- _Required task_
Copy out all of the data below with no alterations.

- _Records_
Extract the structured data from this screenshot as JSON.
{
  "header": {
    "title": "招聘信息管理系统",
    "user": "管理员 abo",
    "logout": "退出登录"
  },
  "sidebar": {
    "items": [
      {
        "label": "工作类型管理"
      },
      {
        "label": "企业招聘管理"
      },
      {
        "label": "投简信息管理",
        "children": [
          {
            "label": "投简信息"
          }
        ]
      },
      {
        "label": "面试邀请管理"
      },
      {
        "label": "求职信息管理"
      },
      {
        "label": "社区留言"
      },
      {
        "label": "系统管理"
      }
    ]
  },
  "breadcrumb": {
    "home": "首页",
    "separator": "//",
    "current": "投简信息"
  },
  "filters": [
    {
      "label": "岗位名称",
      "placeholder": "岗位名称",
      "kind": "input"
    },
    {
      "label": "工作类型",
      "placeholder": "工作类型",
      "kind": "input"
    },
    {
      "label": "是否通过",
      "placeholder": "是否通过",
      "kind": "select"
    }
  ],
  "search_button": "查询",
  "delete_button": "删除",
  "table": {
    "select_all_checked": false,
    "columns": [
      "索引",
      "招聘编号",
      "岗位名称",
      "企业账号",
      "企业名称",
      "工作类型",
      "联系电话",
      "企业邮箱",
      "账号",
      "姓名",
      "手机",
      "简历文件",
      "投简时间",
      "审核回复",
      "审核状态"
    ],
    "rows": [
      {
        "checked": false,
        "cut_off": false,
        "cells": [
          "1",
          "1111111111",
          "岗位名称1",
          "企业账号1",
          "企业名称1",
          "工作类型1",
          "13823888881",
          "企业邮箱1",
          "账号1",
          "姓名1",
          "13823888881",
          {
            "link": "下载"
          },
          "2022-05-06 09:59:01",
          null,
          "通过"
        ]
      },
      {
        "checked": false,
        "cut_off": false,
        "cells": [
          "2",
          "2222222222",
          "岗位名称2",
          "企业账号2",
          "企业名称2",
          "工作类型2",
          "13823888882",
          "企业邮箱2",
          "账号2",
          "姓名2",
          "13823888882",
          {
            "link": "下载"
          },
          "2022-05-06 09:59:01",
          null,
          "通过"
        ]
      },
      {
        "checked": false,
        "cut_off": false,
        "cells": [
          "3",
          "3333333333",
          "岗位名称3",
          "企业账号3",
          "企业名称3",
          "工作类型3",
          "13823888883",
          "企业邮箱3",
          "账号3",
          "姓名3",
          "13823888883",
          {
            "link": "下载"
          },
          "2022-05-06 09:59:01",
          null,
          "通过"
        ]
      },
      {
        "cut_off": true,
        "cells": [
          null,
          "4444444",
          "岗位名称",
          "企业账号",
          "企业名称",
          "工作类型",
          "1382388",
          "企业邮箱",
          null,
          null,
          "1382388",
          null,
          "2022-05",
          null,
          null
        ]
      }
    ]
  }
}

- _Output below_
Extract the structured data from this screenshot as JSON.
{
  "header": {
    "title": "招聘信息管理系统",
    "user": "管理员 abo",
    "logout": "退出登录"
  },
  "sidebar": {
    "items": [
      {
        "label": "工作类型管理"
      },
      {
        "label": "企业招聘管理"
      },
      {
        "label": "投简信息管理",
        "children": [
          {
            "label": "投简信息"
          }
        ]
      },
      {
        "label": "面试邀请管理"
      },
      {
        "label": "求职信息管理"
      },
      {
        "label": "社区留言"
      },
      {
        "label": "系统管理"
      }
    ]
  },
  "breadcrumb": {
    "home": "首页",
    "separator": "//",
    "current": "投简信息"
  },
  "filters": [
    {
      "label": "岗位名称",
      "placeholder": "岗位名称",
      "kind": "input"
    },
    {
      "label": "工作类型",
      "placeholder": "工作类型",
      "kind": "input"
    },
    {
      "label": "是否通过",
      "placeholder": "是否通过",
      "kind": "select"
    }
  ],
  "search_button": "查询",
  "delete_button": "删除",
  "table": {
    "select_all_checked": false,
    "columns": [
      "索引",
      "招聘编号",
      "岗位名称",
      "企业账号",
      "企业名称",
      "工作类型",
      "联系电话",
      "企业邮箱",
      "账号",
      "姓名",
      "手机",
      "简历文件",
      "投简时间",
      "审核回复",
      "审核状态"
    ],
    "rows": [
      {
        "checked": false,
        "cut_off": false,
        "cells": [
          "1",
          "1111111111",
          "岗位名称1",
          "企业账号1",
          "企业名称1",
          "工作类型1",
          "13823888881",
          "企业邮箱1",
          "账号1",
          "姓名1",
          "13823888881",
          {
            "link": "下载"
          },
          "2022-05-06 09:59:01",
          null,
          "通过"
        ]
      },
      {
        "checked": false,
        "cut_off": false,
        "cells": [
          "2",
          "2222222222",
          "岗位名称2",
          "企业账号2",
          "企业名称2",
          "工作类型2",
          "13823888882",
          "企业邮箱2",
          "账号2",
          "姓名2",
          "13823888882",
          {
            "link": "下载"
          },
          "2022-05-06 09:59:01",
          null,
          "通过"
        ]
      },
      {
        "checked": false,
        "cut_off": false,
        "cells": [
          "3",
          "3333333333",
          "岗位名称3",
          "企业账号3",
          "企业名称3",
          "工作类型3",
          "13823888883",
          "企业邮箱3",
          "账号3",
          "姓名3",
          "13823888883",
          {
            "link": "下载"
          },
          "2022-05-06 09:59:01",
          null,
          "通过"
        ]
      },
      {
        "cut_off": true,
        "cells": [
          null,
          "4444444",
          "岗位名称",
          "企业账号",
          "企业名称",
          "工作类型",
          "1382388",
          "企业邮箱",
          null,
          null,
          "1382388",
          null,
          "2022-05",
          null,
          null
        ]
      }
    ]
  }
}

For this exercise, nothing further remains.